> **What the exercise asks**
From the entries that follow, pick out all lines holding "labels".
--------------------
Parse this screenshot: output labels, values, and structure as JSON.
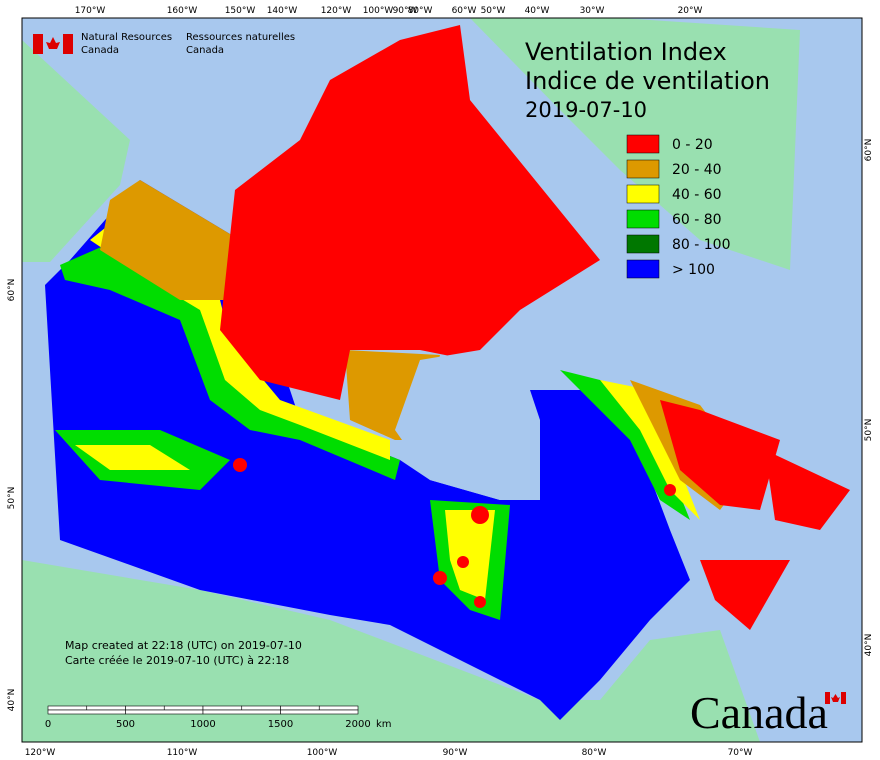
{
  "header": {
    "agency_en": [
      "Natural Resources",
      "Canada"
    ],
    "agency_fr": [
      "Ressources naturelles",
      "Canada"
    ]
  },
  "title": [
    "Ventilation Index",
    "Indice de ventilation"
  ],
  "date": "2019-07-10",
  "legend": [
    {
      "label": "0 - 20",
      "color": "#ff0000"
    },
    {
      "label": "20 - 40",
      "color": "#dd9900"
    },
    {
      "label": "40 - 60",
      "color": "#ffff00"
    },
    {
      "label": "60 - 80",
      "color": "#00dd00"
    },
    {
      "label": "80 - 100",
      "color": "#007700"
    },
    {
      "label": "> 100",
      "color": "#0000ff"
    }
  ],
  "graticule_top": [
    "170°W",
    "160°W",
    "150°W",
    "140°W",
    "120°W",
    "100°W",
    "90°W",
    "80°W",
    "60°W",
    "50°W",
    "40°W",
    "30°W",
    "20°W"
  ],
  "graticule_bottom": [
    "120°W",
    "110°W",
    "100°W",
    "90°W",
    "80°W",
    "70°W"
  ],
  "graticule_left": [
    "60°N",
    "50°N",
    "40°N"
  ],
  "graticule_right": [
    "60°N",
    "50°N",
    "40°N"
  ],
  "notes": [
    "Map created at 22:18 (UTC) on 2019-07-10",
    "Carte créée le 2019-07-10 (UTC) à 22:18"
  ],
  "scale": {
    "labels": [
      0,
      500,
      1000,
      1500,
      2000
    ],
    "unit": "km"
  },
  "wordmark": "Canada"
}
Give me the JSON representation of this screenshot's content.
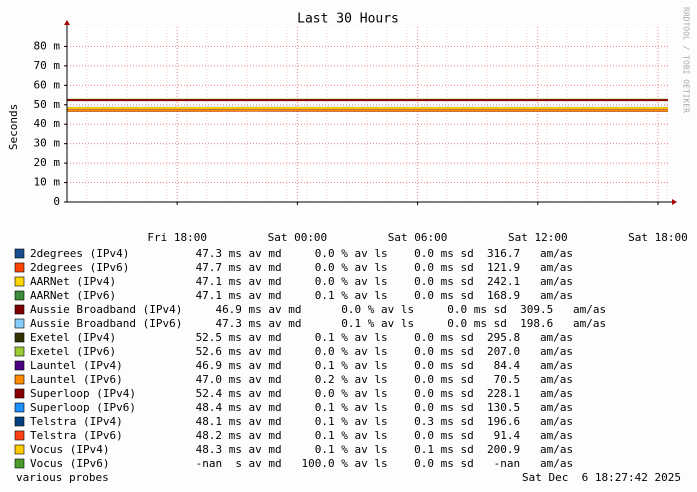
{
  "chart_data": {
    "type": "line",
    "title": "Last 30 Hours",
    "y_label": "Seconds",
    "watermark": "RRDTOOL / TOBI OETIKER",
    "xlim": [
      0,
      30
    ],
    "xticks": [
      {
        "value": 5.5,
        "label": "Fri 18:00"
      },
      {
        "value": 11.5,
        "label": "Sat 00:00"
      },
      {
        "value": 17.5,
        "label": "Sat 06:00"
      },
      {
        "value": 23.5,
        "label": "Sat 12:00"
      },
      {
        "value": 29.5,
        "label": "Sat 18:00"
      }
    ],
    "ylim": [
      0,
      0.09
    ],
    "yticks": [
      {
        "value": 0,
        "label": "0"
      },
      {
        "value": 0.01,
        "label": "10 m"
      },
      {
        "value": 0.02,
        "label": "20 m"
      },
      {
        "value": 0.03,
        "label": "30 m"
      },
      {
        "value": 0.04,
        "label": "40 m"
      },
      {
        "value": 0.05,
        "label": "50 m"
      },
      {
        "value": 0.06,
        "label": "60 m"
      },
      {
        "value": 0.07,
        "label": "70 m"
      },
      {
        "value": 0.08,
        "label": "80 m"
      }
    ],
    "grid": true,
    "x": [
      0,
      5,
      10,
      15,
      20,
      25,
      30
    ],
    "series": [
      {
        "name": "2degrees (IPv4)",
        "color": "#1a4f8f",
        "values": [
          0.0473,
          0.0472,
          0.0474,
          0.0473,
          0.0472,
          0.0473,
          0.0473
        ],
        "stats": "          47.3 ms av md     0.0 % av ls    0.0 ms sd  316.7   am/as"
      },
      {
        "name": "2degrees (IPv6)",
        "color": "#ff4500",
        "values": [
          0.0477,
          0.0476,
          0.0478,
          0.0477,
          0.0477,
          0.0477,
          0.0477
        ],
        "stats": "          47.7 ms av md     0.0 % av ls    0.0 ms sd  121.9   am/as"
      },
      {
        "name": "AARNet (IPv4)",
        "color": "#ffd700",
        "values": [
          0.0471,
          0.0471,
          0.0472,
          0.0471,
          0.0471,
          0.0471,
          0.0471
        ],
        "stats": "            47.1 ms av md     0.0 % av ls    0.0 ms sd  242.1   am/as"
      },
      {
        "name": "AARNet (IPv6)",
        "color": "#3c8c3c",
        "values": [
          0.0471,
          0.0472,
          0.0471,
          0.0471,
          0.0471,
          0.0471,
          0.0471
        ],
        "stats": "            47.1 ms av md     0.1 % av ls    0.0 ms sd  168.9   am/as"
      },
      {
        "name": "Aussie Broadband (IPv4)",
        "color": "#800000",
        "values": [
          0.0469,
          0.0469,
          0.047,
          0.0469,
          0.0469,
          0.0469,
          0.0469
        ],
        "stats": "     46.9 ms av md      0.0 % av ls     0.0 ms sd  309.5   am/as"
      },
      {
        "name": "Aussie Broadband (IPv6)",
        "color": "#87cefa",
        "values": [
          0.0473,
          0.0473,
          0.0474,
          0.0473,
          0.0473,
          0.0473,
          0.0473
        ],
        "stats": "     47.3 ms av md      0.1 % av ls     0.0 ms sd  198.6   am/as"
      },
      {
        "name": "Exetel (IPv4)",
        "color": "#333300",
        "values": [
          0.0525,
          0.0525,
          0.0525,
          0.0525,
          0.0525,
          0.0525,
          0.0525
        ],
        "stats": "            52.5 ms av md     0.1 % av ls    0.0 ms sd  295.8   am/as"
      },
      {
        "name": "Exetel (IPv6)",
        "color": "#9acd32",
        "values": [
          0.0526,
          0.0526,
          0.0526,
          0.0526,
          0.0526,
          0.0526,
          0.0526
        ],
        "stats": "            52.6 ms av md     0.0 % av ls    0.0 ms sd  207.0   am/as"
      },
      {
        "name": "Launtel (IPv4)",
        "color": "#4b0082",
        "values": [
          0.0469,
          0.0469,
          0.047,
          0.0469,
          0.0469,
          0.0469,
          0.0469
        ],
        "stats": "           46.9 ms av md     0.1 % av ls    0.0 ms sd   84.4   am/as"
      },
      {
        "name": "Launtel (IPv6)",
        "color": "#ff8c00",
        "values": [
          0.047,
          0.047,
          0.0471,
          0.047,
          0.047,
          0.047,
          0.047
        ],
        "stats": "           47.0 ms av md     0.2 % av ls    0.0 ms sd   70.5   am/as"
      },
      {
        "name": "Superloop (IPv4)",
        "color": "#8b0000",
        "values": [
          0.0524,
          0.0524,
          0.0524,
          0.0524,
          0.0524,
          0.0524,
          0.0524
        ],
        "stats": "         52.4 ms av md     0.0 % av ls    0.0 ms sd  228.1   am/as"
      },
      {
        "name": "Superloop (IPv6)",
        "color": "#1e90ff",
        "values": [
          0.0484,
          0.0484,
          0.0485,
          0.0484,
          0.0484,
          0.0484,
          0.0484
        ],
        "stats": "         48.4 ms av md     0.1 % av ls    0.0 ms sd  130.5   am/as"
      },
      {
        "name": "Telstra (IPv4)",
        "color": "#003f7f",
        "values": [
          0.0481,
          0.0481,
          0.0482,
          0.0481,
          0.0481,
          0.0481,
          0.0481
        ],
        "stats": "           48.1 ms av md     0.1 % av ls    0.3 ms sd  196.6   am/as"
      },
      {
        "name": "Telstra (IPv6)",
        "color": "#ff4010",
        "values": [
          0.0482,
          0.0482,
          0.0483,
          0.0482,
          0.0482,
          0.0482,
          0.0482
        ],
        "stats": "           48.2 ms av md     0.1 % av ls    0.0 ms sd   91.4   am/as"
      },
      {
        "name": "Vocus (IPv4)",
        "color": "#ffcc00",
        "values": [
          0.0483,
          0.0483,
          0.0484,
          0.0483,
          0.0483,
          0.0483,
          0.0483
        ],
        "stats": "             48.3 ms av md     0.1 % av ls    0.1 ms sd  200.9   am/as"
      },
      {
        "name": "Vocus (IPv6)",
        "color": "#4b9a2e",
        "values": [
          null,
          null,
          null,
          null,
          null,
          null,
          null
        ],
        "stats": "             -nan  s av md   100.0 % av ls    0.0 ms sd   -nan   am/as"
      }
    ],
    "footer_left": "various probes",
    "footer_right": "Sat Dec  6 18:27:42 2025"
  }
}
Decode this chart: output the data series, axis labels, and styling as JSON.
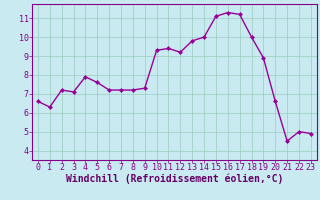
{
  "x": [
    0,
    1,
    2,
    3,
    4,
    5,
    6,
    7,
    8,
    9,
    10,
    11,
    12,
    13,
    14,
    15,
    16,
    17,
    18,
    19,
    20,
    21,
    22,
    23
  ],
  "y": [
    6.6,
    6.3,
    7.2,
    7.1,
    7.9,
    7.6,
    7.2,
    7.2,
    7.2,
    7.3,
    9.3,
    9.4,
    9.2,
    9.8,
    10.0,
    11.1,
    11.3,
    11.2,
    10.0,
    8.9,
    6.6,
    4.5,
    5.0,
    4.9
  ],
  "line_color": "#990099",
  "marker": "D",
  "markersize": 2.0,
  "linewidth": 1.0,
  "xlabel": "Windchill (Refroidissement éolien,°C)",
  "xlabel_color": "#660066",
  "xlim": [
    -0.5,
    23.5
  ],
  "ylim": [
    3.5,
    11.75
  ],
  "yticks": [
    4,
    5,
    6,
    7,
    8,
    9,
    10,
    11
  ],
  "xticks": [
    0,
    1,
    2,
    3,
    4,
    5,
    6,
    7,
    8,
    9,
    10,
    11,
    12,
    13,
    14,
    15,
    16,
    17,
    18,
    19,
    20,
    21,
    22,
    23
  ],
  "bg_color": "#c8eaf0",
  "grid_color": "#99ccbb",
  "tick_color": "#880088",
  "tick_fontsize": 6,
  "xlabel_fontsize": 7,
  "spine_color": "#880088"
}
--------------------
> **Task output**
Parse this screenshot: output labels, values, and structure as JSON.
    "labels": [
Decode this chart: output the data series, axis labels, and styling as JSON.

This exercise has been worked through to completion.